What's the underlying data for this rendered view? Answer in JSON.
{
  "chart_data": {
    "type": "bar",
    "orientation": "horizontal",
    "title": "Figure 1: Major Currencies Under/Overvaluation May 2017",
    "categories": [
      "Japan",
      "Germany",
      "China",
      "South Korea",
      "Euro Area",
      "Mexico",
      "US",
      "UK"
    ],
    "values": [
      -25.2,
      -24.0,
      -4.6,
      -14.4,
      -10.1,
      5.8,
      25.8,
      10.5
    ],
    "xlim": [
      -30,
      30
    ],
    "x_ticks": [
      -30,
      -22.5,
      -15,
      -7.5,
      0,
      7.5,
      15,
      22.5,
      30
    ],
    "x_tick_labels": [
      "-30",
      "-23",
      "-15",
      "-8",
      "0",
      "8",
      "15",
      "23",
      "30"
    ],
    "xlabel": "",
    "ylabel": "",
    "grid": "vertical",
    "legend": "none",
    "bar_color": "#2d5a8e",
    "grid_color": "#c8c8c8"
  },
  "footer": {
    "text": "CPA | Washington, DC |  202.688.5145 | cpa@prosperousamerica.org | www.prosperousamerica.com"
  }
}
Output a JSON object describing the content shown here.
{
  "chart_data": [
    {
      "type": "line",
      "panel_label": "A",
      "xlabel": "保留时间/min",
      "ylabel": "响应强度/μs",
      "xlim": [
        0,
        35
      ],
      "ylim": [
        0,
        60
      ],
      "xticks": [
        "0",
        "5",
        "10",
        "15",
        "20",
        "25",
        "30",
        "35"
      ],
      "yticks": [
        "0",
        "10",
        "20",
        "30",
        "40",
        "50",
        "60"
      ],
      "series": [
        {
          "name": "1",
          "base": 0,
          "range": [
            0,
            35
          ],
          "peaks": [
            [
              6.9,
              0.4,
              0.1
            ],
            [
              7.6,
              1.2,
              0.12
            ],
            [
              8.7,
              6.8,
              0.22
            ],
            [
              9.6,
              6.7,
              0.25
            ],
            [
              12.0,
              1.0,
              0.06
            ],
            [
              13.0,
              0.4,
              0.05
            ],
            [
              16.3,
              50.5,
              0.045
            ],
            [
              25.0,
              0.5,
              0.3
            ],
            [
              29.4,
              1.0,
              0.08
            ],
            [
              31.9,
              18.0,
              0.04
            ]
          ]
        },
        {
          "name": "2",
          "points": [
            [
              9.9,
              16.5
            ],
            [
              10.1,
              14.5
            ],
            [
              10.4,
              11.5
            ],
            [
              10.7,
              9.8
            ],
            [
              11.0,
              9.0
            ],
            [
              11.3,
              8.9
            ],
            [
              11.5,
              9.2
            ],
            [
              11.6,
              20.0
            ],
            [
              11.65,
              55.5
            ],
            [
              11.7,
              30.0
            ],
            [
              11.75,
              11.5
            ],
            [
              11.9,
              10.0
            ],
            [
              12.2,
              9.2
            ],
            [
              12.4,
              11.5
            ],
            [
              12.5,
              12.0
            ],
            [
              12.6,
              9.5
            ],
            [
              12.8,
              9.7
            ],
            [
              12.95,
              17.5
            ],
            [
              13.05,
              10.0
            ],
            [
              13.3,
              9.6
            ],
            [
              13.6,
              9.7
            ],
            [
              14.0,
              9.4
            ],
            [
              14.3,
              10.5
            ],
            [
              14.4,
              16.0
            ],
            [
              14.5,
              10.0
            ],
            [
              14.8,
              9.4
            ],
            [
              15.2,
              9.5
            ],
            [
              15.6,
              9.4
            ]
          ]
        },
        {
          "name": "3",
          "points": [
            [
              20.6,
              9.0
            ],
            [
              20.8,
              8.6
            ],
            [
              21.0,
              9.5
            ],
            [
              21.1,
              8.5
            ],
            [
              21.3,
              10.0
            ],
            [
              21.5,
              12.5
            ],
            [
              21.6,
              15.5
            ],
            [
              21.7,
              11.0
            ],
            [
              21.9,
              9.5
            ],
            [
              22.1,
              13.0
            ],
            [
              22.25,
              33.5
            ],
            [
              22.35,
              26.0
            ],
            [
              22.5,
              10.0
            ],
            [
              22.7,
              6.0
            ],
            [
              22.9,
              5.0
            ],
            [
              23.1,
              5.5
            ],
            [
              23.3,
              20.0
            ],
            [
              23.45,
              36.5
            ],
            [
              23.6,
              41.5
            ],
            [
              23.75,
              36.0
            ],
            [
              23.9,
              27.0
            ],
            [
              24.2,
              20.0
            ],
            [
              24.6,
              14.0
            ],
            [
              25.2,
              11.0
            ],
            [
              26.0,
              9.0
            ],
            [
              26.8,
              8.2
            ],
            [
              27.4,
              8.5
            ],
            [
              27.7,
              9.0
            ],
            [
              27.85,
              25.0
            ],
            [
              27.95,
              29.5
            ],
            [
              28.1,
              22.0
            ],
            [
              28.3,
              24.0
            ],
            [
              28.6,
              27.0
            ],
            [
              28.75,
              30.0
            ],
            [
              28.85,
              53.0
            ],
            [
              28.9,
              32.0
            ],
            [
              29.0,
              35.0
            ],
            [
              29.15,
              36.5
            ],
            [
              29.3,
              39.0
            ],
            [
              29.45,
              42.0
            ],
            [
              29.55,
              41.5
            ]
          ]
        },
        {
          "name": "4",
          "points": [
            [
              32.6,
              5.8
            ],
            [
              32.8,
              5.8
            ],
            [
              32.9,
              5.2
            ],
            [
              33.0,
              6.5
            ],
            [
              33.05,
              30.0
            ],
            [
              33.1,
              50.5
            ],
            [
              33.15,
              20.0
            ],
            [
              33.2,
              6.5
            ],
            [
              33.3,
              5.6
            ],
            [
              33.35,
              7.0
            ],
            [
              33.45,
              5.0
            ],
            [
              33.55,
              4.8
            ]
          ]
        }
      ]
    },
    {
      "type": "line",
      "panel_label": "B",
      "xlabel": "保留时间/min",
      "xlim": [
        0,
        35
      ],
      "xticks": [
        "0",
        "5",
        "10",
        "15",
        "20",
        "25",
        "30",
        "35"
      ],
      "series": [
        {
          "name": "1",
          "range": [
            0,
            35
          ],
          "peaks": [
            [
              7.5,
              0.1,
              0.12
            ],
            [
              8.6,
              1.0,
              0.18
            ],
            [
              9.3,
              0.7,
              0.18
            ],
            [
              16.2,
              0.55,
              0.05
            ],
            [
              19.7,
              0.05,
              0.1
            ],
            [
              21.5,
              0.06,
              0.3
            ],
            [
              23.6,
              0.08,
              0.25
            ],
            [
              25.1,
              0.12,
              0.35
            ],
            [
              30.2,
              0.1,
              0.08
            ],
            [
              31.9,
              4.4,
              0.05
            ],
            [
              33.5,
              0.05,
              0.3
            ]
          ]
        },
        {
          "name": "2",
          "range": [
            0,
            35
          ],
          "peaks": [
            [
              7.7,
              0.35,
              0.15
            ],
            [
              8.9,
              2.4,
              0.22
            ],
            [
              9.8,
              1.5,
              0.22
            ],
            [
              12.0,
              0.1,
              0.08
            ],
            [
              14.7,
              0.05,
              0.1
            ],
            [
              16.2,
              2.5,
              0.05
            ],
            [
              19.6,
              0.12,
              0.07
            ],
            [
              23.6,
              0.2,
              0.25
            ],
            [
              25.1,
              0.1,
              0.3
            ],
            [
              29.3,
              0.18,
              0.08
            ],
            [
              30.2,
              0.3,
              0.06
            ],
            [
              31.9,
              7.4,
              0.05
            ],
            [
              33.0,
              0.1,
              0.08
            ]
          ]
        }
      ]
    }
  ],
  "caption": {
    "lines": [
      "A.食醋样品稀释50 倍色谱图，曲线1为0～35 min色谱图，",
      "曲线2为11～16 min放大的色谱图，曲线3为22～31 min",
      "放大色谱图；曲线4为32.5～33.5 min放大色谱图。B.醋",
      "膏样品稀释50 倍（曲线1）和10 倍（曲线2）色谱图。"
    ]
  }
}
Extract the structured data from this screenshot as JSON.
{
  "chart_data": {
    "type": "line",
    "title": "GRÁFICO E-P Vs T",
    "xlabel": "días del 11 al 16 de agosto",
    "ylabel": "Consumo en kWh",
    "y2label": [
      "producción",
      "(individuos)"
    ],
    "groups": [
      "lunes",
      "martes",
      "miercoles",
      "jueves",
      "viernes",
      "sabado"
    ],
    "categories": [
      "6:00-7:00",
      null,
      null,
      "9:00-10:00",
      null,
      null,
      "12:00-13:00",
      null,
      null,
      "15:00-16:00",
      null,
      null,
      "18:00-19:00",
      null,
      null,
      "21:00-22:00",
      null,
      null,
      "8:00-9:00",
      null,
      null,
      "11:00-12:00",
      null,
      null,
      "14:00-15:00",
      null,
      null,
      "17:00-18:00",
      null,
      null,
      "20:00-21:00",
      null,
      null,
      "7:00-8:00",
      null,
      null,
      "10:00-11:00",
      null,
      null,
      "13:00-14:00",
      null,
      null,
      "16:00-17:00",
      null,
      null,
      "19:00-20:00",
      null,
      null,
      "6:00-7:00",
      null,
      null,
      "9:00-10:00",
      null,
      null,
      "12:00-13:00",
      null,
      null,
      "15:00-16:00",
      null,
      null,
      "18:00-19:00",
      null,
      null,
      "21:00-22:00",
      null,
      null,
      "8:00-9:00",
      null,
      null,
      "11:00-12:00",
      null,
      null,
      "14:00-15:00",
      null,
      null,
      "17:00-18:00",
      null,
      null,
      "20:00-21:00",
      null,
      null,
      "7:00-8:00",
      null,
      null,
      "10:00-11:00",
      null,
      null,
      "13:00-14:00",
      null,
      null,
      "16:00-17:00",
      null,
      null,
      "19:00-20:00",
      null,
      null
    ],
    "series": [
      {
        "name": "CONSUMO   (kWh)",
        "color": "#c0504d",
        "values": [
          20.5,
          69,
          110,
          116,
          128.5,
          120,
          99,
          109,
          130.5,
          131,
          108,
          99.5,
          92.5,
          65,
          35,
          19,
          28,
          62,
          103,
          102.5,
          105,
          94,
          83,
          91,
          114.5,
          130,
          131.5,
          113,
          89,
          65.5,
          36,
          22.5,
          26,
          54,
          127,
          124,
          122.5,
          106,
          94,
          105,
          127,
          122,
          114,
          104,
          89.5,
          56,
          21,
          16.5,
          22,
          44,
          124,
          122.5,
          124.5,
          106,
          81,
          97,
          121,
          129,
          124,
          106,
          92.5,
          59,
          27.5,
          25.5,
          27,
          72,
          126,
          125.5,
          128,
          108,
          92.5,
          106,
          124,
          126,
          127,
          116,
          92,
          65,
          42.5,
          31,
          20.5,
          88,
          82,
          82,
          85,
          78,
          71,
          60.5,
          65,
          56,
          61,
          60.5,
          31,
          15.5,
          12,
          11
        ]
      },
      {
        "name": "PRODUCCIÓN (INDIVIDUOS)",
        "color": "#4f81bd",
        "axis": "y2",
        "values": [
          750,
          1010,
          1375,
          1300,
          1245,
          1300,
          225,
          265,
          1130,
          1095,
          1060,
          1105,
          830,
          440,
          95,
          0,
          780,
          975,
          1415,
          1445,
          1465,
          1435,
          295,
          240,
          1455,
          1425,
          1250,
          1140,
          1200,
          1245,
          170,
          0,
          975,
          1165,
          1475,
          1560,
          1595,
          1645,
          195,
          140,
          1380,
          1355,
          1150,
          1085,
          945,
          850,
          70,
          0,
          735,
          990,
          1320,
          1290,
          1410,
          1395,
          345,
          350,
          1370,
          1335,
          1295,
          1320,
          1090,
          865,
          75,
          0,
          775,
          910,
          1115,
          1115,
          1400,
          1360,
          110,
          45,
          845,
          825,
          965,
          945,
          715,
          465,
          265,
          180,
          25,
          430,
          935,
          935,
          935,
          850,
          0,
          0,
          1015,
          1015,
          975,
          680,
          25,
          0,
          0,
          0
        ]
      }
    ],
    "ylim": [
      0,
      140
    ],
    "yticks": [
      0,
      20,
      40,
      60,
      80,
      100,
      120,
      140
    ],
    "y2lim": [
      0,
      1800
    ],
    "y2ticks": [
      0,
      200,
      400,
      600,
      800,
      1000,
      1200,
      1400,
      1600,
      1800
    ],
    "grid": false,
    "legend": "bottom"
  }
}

**********

● **Given problem**:
Point out every line holding the string "name" and copy it.

● **Reply to the exercise**:
          "name": "1",
          "name": "2",
          "name": "3",
          "name": "4",
          "name": "1",
          "name": "2",
        "name": "CONSUMO   (kWh)",
        "name": "PRODUCCIÓN (INDIVIDUOS)",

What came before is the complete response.